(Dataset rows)
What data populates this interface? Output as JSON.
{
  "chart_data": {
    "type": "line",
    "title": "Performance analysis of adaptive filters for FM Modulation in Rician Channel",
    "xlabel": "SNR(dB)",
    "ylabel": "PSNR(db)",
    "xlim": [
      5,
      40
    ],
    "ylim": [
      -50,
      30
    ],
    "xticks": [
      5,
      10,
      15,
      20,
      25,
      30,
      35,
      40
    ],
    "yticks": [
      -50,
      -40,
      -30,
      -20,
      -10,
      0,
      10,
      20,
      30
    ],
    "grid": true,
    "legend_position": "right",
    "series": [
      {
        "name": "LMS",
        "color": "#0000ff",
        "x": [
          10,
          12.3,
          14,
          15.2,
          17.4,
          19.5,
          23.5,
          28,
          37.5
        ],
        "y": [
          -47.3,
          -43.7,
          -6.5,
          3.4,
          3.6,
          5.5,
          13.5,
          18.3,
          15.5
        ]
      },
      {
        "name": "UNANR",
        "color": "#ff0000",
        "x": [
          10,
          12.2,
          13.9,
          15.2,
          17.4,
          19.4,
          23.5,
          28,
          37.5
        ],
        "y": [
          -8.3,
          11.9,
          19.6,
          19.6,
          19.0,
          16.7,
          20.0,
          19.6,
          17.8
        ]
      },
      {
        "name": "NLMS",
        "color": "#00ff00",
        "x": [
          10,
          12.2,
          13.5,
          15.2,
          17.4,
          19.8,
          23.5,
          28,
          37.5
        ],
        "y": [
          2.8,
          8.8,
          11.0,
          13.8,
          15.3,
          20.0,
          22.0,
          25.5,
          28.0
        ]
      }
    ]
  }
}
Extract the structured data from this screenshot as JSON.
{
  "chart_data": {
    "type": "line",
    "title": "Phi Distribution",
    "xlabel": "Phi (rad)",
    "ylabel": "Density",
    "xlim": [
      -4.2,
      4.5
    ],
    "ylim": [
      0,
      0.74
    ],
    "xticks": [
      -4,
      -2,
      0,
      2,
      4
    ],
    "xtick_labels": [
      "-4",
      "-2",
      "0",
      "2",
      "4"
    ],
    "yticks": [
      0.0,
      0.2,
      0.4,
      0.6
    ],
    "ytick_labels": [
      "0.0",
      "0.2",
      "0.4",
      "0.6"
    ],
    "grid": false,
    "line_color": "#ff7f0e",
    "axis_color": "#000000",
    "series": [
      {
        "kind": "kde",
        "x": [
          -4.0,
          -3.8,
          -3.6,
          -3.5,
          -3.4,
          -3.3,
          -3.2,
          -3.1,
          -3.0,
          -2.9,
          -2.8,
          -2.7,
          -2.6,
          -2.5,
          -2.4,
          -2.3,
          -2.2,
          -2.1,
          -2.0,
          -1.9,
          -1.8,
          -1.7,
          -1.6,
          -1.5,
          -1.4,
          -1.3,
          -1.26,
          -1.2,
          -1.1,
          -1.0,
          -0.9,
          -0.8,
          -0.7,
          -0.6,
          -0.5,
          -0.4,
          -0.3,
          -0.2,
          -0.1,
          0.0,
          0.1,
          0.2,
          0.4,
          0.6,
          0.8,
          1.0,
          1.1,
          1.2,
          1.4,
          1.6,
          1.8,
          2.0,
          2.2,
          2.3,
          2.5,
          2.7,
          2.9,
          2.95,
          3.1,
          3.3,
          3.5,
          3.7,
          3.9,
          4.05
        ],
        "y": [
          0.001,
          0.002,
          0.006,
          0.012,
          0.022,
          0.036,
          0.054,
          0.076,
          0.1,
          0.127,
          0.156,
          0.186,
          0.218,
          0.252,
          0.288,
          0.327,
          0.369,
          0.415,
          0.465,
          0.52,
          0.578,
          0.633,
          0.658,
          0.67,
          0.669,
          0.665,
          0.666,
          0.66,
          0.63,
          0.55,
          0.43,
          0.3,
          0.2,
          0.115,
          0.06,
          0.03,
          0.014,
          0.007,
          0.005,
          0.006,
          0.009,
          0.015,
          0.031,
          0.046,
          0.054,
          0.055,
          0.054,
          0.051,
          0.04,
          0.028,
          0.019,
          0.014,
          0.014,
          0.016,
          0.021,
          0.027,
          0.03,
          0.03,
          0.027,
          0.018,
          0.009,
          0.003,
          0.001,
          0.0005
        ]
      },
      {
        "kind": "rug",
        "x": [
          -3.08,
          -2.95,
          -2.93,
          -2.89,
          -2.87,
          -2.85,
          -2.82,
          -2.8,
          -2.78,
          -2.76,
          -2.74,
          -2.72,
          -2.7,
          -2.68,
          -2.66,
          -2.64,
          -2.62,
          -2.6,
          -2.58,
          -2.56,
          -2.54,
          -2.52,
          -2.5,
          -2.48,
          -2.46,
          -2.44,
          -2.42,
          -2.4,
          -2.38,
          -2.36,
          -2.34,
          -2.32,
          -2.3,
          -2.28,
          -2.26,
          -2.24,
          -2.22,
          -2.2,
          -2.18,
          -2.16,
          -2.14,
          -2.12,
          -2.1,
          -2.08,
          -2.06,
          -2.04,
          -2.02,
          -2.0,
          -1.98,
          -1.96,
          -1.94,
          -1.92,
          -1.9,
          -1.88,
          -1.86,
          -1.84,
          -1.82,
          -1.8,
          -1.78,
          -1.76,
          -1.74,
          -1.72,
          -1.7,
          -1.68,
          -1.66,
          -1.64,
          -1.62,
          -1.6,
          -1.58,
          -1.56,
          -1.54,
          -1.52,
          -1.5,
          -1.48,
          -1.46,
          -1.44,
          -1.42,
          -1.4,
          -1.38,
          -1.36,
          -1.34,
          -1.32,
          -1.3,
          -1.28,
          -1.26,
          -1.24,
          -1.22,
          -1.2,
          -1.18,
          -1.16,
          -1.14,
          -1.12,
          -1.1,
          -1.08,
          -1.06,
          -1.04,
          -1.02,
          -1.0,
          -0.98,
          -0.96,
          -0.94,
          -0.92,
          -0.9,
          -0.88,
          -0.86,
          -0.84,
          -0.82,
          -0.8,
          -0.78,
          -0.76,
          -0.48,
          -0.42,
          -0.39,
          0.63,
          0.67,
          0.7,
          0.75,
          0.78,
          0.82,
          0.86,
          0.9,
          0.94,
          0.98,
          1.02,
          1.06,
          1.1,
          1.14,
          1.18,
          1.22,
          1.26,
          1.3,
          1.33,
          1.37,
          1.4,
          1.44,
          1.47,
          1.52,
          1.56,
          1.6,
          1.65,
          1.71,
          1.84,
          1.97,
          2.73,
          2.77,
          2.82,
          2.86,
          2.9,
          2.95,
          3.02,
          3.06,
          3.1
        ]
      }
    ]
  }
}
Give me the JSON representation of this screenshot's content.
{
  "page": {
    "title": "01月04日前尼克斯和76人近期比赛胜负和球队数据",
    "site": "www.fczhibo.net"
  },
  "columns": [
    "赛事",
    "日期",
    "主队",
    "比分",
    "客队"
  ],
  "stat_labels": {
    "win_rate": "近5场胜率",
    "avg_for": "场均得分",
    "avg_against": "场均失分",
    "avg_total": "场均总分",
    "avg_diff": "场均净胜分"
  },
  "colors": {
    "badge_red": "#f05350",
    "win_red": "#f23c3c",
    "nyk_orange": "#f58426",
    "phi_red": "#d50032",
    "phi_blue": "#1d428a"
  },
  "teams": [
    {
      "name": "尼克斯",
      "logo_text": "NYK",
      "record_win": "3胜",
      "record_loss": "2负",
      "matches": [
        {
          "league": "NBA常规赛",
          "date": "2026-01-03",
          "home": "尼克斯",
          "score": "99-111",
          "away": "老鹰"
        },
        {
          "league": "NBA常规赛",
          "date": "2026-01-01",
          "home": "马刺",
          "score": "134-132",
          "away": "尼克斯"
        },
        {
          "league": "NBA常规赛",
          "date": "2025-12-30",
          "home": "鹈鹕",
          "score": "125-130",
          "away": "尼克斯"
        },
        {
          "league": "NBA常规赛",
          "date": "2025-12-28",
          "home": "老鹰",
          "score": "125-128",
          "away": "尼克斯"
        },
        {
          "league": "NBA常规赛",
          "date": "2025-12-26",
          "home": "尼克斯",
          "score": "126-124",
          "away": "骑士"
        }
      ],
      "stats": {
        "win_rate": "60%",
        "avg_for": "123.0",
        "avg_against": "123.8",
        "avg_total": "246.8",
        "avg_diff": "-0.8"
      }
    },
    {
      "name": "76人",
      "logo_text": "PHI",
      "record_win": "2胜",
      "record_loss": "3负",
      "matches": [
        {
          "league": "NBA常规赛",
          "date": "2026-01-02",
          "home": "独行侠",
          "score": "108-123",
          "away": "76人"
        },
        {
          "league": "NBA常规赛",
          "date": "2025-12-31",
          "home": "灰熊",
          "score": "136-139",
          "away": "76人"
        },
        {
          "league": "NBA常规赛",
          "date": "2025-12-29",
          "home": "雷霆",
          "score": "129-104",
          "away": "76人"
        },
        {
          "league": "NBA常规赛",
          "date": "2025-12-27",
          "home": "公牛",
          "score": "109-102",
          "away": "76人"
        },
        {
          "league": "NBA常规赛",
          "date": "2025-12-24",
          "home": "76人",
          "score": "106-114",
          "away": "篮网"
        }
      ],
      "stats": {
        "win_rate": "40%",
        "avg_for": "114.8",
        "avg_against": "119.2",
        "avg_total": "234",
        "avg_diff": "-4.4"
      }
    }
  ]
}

Task description: Which lines include the word "this"? List them all.

Complete answer:
What data populates this interface? Output as JSON.
Extract the structured data from this screenshot as JSON.
Give me the JSON representation of this screenshot's content.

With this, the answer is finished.